(Entries with figure data)
+ + + + + + +
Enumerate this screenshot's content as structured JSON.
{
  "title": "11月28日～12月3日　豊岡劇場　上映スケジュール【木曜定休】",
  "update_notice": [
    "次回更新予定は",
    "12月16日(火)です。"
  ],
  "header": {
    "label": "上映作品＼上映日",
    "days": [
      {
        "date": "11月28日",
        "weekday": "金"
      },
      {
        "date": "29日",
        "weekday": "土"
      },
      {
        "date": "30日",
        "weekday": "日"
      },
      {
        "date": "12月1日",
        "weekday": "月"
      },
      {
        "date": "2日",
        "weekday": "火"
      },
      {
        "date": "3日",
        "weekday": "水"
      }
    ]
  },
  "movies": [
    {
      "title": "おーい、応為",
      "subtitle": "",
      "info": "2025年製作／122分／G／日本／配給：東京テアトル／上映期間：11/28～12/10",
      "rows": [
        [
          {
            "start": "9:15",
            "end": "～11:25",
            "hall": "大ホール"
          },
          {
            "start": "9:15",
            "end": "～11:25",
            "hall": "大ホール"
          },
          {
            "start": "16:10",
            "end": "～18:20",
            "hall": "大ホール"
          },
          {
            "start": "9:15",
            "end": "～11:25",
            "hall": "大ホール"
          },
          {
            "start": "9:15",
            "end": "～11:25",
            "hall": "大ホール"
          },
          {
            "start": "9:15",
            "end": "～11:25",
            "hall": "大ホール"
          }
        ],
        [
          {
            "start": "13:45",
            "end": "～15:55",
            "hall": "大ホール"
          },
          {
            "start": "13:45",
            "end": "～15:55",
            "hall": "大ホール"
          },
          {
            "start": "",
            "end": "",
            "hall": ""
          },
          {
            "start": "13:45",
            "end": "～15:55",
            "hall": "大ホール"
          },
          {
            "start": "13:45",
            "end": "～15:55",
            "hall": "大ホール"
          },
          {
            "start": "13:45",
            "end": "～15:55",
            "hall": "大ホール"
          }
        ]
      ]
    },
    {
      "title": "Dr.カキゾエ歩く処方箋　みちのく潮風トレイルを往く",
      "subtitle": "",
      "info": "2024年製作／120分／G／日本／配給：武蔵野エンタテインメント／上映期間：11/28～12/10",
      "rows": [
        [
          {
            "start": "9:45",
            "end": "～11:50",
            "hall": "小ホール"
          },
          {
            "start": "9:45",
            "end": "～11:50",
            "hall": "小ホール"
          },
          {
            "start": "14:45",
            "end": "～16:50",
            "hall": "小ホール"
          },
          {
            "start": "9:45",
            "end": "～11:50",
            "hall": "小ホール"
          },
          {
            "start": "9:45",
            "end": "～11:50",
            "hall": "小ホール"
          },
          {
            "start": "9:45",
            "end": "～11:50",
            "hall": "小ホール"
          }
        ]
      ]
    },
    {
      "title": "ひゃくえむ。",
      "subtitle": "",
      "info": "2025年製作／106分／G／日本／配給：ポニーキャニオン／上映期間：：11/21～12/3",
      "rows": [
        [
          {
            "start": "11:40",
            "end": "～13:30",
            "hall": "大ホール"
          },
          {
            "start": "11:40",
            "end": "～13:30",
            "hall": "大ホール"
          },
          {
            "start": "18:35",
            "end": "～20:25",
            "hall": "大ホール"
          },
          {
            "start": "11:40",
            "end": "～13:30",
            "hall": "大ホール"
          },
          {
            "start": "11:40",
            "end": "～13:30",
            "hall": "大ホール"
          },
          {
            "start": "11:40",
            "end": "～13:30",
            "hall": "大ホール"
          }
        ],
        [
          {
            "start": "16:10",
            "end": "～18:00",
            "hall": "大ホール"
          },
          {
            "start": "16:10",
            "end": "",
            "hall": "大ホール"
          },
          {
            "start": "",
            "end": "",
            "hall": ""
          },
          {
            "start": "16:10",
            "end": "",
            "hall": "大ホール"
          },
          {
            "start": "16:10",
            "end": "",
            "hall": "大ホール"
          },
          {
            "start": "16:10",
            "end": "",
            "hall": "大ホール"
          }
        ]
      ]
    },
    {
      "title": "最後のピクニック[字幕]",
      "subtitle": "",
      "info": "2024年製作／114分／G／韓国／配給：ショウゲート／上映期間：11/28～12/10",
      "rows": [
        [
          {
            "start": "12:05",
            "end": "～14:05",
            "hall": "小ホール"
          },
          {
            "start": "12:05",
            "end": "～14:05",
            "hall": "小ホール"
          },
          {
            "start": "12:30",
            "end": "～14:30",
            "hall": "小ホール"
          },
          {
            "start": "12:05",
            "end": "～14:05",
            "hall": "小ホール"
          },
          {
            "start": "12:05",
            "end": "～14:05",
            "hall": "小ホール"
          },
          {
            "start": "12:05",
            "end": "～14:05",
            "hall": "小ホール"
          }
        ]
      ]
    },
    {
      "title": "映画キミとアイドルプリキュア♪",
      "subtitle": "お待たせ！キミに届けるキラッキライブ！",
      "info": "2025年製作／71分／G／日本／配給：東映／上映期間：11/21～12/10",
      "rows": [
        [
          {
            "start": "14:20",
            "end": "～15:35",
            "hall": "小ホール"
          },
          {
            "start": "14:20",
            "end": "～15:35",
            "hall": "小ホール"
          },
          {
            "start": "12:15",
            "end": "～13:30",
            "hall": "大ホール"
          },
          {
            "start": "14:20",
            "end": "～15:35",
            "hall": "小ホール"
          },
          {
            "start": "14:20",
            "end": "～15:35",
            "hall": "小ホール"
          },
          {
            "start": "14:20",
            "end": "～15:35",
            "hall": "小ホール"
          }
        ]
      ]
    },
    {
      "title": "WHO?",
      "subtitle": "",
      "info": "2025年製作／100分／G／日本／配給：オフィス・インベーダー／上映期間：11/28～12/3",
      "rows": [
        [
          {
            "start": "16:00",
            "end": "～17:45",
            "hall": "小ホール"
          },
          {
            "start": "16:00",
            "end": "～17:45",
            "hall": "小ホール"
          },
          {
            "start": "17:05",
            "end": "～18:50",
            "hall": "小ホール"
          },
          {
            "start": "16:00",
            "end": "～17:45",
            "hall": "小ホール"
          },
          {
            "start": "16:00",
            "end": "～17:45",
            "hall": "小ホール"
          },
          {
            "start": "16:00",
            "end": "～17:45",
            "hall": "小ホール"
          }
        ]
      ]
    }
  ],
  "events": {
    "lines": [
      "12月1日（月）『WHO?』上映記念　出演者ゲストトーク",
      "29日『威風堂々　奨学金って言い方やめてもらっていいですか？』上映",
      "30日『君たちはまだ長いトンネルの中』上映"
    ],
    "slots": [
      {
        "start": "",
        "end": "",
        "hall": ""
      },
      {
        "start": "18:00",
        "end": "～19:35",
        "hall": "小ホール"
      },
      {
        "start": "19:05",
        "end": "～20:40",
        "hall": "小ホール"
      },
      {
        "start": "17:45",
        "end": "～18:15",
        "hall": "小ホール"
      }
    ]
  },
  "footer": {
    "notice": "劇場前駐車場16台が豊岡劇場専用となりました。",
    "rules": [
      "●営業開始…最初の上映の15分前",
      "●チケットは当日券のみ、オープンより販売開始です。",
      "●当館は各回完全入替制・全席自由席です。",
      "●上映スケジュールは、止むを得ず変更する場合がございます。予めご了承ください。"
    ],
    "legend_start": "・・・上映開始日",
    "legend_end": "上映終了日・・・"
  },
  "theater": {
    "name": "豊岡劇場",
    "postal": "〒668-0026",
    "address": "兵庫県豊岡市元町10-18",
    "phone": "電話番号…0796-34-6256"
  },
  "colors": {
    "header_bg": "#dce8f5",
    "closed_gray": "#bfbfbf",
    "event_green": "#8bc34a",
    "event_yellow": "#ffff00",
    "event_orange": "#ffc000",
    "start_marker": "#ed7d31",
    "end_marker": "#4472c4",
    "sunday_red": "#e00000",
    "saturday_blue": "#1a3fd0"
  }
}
+ + + + + + +
## [The request]
Reproduce the entries above in full, verbatim.

## [Full output]
Enumerate this screenshot's content as structured JSON.
{
  "title": "11月28日～12月3日　豊岡劇場　上映スケジュール【木曜定休】",
  "update_notice": [
    "次回更新予定は",
    "12月16日(火)です。"
  ],
  "header": {
    "label": "上映作品＼上映日",
    "days": [
      {
        "date": "11月28日",
        "weekday": "金"
      },
      {
        "date": "29日",
        "weekday": "土"
      },
      {
        "date": "30日",
        "weekday": "日"
      },
      {
        "date": "12月1日",
        "weekday": "月"
      },
      {
        "date": "2日",
        "weekday": "火"
      },
      {
        "date": "3日",
        "weekday": "水"
      }
    ]
  },
  "movies": [
    {
      "title": "おーい、応為",
      "subtitle": "",
      "info": "2025年製作／122分／G／日本／配給：東京テアトル／上映期間：11/28～12/10",
      "rows": [
        [
          {
            "start": "9:15",
            "end": "～11:25",
            "hall": "大ホール"
          },
          {
            "start": "9:15",
            "end": "～11:25",
            "hall": "大ホール"
          },
          {
            "start": "16:10",
            "end": "～18:20",
            "hall": "大ホール"
          },
          {
            "start": "9:15",
            "end": "～11:25",
            "hall": "大ホール"
          },
          {
            "start": "9:15",
            "end": "～11:25",
            "hall": "大ホール"
          },
          {
            "start": "9:15",
            "end": "～11:25",
            "hall": "大ホール"
          }
        ],
        [
          {
            "start": "13:45",
            "end": "～15:55",
            "hall": "大ホール"
          },
          {
            "start": "13:45",
            "end": "～15:55",
            "hall": "大ホール"
          },
          {
            "start": "",
            "end": "",
            "hall": ""
          },
          {
            "start": "13:45",
            "end": "～15:55",
            "hall": "大ホール"
          },
          {
            "start": "13:45",
            "end": "～15:55",
            "hall": "大ホール"
          },
          {
            "start": "13:45",
            "end": "～15:55",
            "hall": "大ホール"
          }
        ]
      ]
    },
    {
      "title": "Dr.カキゾエ歩く処方箋　みちのく潮風トレイルを往く",
      "subtitle": "",
      "info": "2024年製作／120分／G／日本／配給：武蔵野エンタテインメント／上映期間：11/28～12/10",
      "rows": [
        [
          {
            "start": "9:45",
            "end": "～11:50",
            "hall": "小ホール"
          },
          {
            "start": "9:45",
            "end": "～11:50",
            "hall": "小ホール"
          },
          {
            "start": "14:45",
            "end": "～16:50",
            "hall": "小ホール"
          },
          {
            "start": "9:45",
            "end": "～11:50",
            "hall": "小ホール"
          },
          {
            "start": "9:45",
            "end": "～11:50",
            "hall": "小ホール"
          },
          {
            "start": "9:45",
            "end": "～11:50",
            "hall": "小ホール"
          }
        ]
      ]
    },
    {
      "title": "ひゃくえむ。",
      "subtitle": "",
      "info": "2025年製作／106分／G／日本／配給：ポニーキャニオン／上映期間：：11/21～12/3",
      "rows": [
        [
          {
            "start": "11:40",
            "end": "～13:30",
            "hall": "大ホール"
          },
          {
            "start": "11:40",
            "end": "～13:30",
            "hall": "大ホール"
          },
          {
            "start": "18:35",
            "end": "～20:25",
            "hall": "大ホール"
          },
          {
            "start": "11:40",
            "end": "～13:30",
            "hall": "大ホール"
          },
          {
            "start": "11:40",
            "end": "～13:30",
            "hall": "大ホール"
          },
          {
            "start": "11:40",
            "end": "～13:30",
            "hall": "大ホール"
          }
        ],
        [
          {
            "start": "16:10",
            "end": "～18:00",
            "hall": "大ホール"
          },
          {
            "start": "16:10",
            "end": "",
            "hall": "大ホール"
          },
          {
            "start": "",
            "end": "",
            "hall": ""
          },
          {
            "start": "16:10",
            "end": "",
            "hall": "大ホール"
          },
          {
            "start": "16:10",
            "end": "",
            "hall": "大ホール"
          },
          {
            "start": "16:10",
            "end": "",
            "hall": "大ホール"
          }
        ]
      ]
    },
    {
      "title": "最後のピクニック[字幕]",
      "subtitle": "",
      "info": "2024年製作／114分／G／韓国／配給：ショウゲート／上映期間：11/28～12/10",
      "rows": [
        [
          {
            "start": "12:05",
            "end": "～14:05",
            "hall": "小ホール"
          },
          {
            "start": "12:05",
            "end": "～14:05",
            "hall": "小ホール"
          },
          {
            "start": "12:30",
            "end": "～14:30",
            "hall": "小ホール"
          },
          {
            "start": "12:05",
            "end": "～14:05",
            "hall": "小ホール"
          },
          {
            "start": "12:05",
            "end": "～14:05",
            "hall": "小ホール"
          },
          {
            "start": "12:05",
            "end": "～14:05",
            "hall": "小ホール"
          }
        ]
      ]
    },
    {
      "title": "映画キミとアイドルプリキュア♪",
      "subtitle": "お待たせ！キミに届けるキラッキライブ！",
      "info": "2025年製作／71分／G／日本／配給：東映／上映期間：11/21～12/10",
      "rows": [
        [
          {
            "start": "14:20",
            "end": "～15:35",
            "hall": "小ホール"
          },
          {
            "start": "14:20",
            "end": "～15:35",
            "hall": "小ホール"
          },
          {
            "start": "12:15",
            "end": "～13:30",
            "hall": "大ホール"
          },
          {
            "start": "14:20",
            "end": "～15:35",
            "hall": "小ホール"
          },
          {
            "start": "14:20",
            "end": "～15:35",
            "hall": "小ホール"
          },
          {
            "start": "14:20",
            "end": "～15:35",
            "hall": "小ホール"
          }
        ]
      ]
    },
    {
      "title": "WHO?",
      "subtitle": "",
      "info": "2025年製作／100分／G／日本／配給：オフィス・インベーダー／上映期間：11/28～12/3",
      "rows": [
        [
          {
            "start": "16:00",
            "end": "～17:45",
            "hall": "小ホール"
          },
          {
            "start": "16:00",
            "end": "～17:45",
            "hall": "小ホール"
          },
          {
            "start": "17:05",
            "end": "～18:50",
            "hall": "小ホール"
          },
          {
            "start": "16:00",
            "end": "～17:45",
            "hall": "小ホール"
          },
          {
            "start": "16:00",
            "end": "～17:45",
            "hall": "小ホール"
          },
          {
            "start": "16:00",
            "end": "～17:45",
            "hall": "小ホール"
          }
        ]
      ]
    }
  ],
  "events": {
    "lines": [
      "12月1日（月）『WHO?』上映記念　出演者ゲストトーク",
      "29日『威風堂々　奨学金って言い方やめてもらっていいですか？』上映",
      "30日『君たちはまだ長いトンネルの中』上映"
    ],
    "slots": [
      {
        "start": "",
        "end": "",
        "hall": ""
      },
      {
        "start": "18:00",
        "end": "～19:35",
        "hall": "小ホール"
      },
      {
        "start": "19:05",
        "end": "～20:40",
        "hall": "小ホール"
      },
      {
        "start": "17:45",
        "end": "～18:15",
        "hall": "小ホール"
      }
    ]
  },
  "footer": {
    "notice": "劇場前駐車場16台が豊岡劇場専用となりました。",
    "rules": [
      "●営業開始…最初の上映の15分前",
      "●チケットは当日券のみ、オープンより販売開始です。",
      "●当館は各回完全入替制・全席自由席です。",
      "●上映スケジュールは、止むを得ず変更する場合がございます。予めご了承ください。"
    ],
    "legend_start": "・・・上映開始日",
    "legend_end": "上映終了日・・・"
  },
  "theater": {
    "name": "豊岡劇場",
    "postal": "〒668-0026",
    "address": "兵庫県豊岡市元町10-18",
    "phone": "電話番号…0796-34-6256"
  },
  "colors": {
    "header_bg": "#dce8f5",
    "closed_gray": "#bfbfbf",
    "event_green": "#8bc34a",
    "event_yellow": "#ffff00",
    "event_orange": "#ffc000",
    "start_marker": "#ed7d31",
    "end_marker": "#4472c4",
    "sunday_red": "#e00000",
    "saturday_blue": "#1a3fd0"
  }
}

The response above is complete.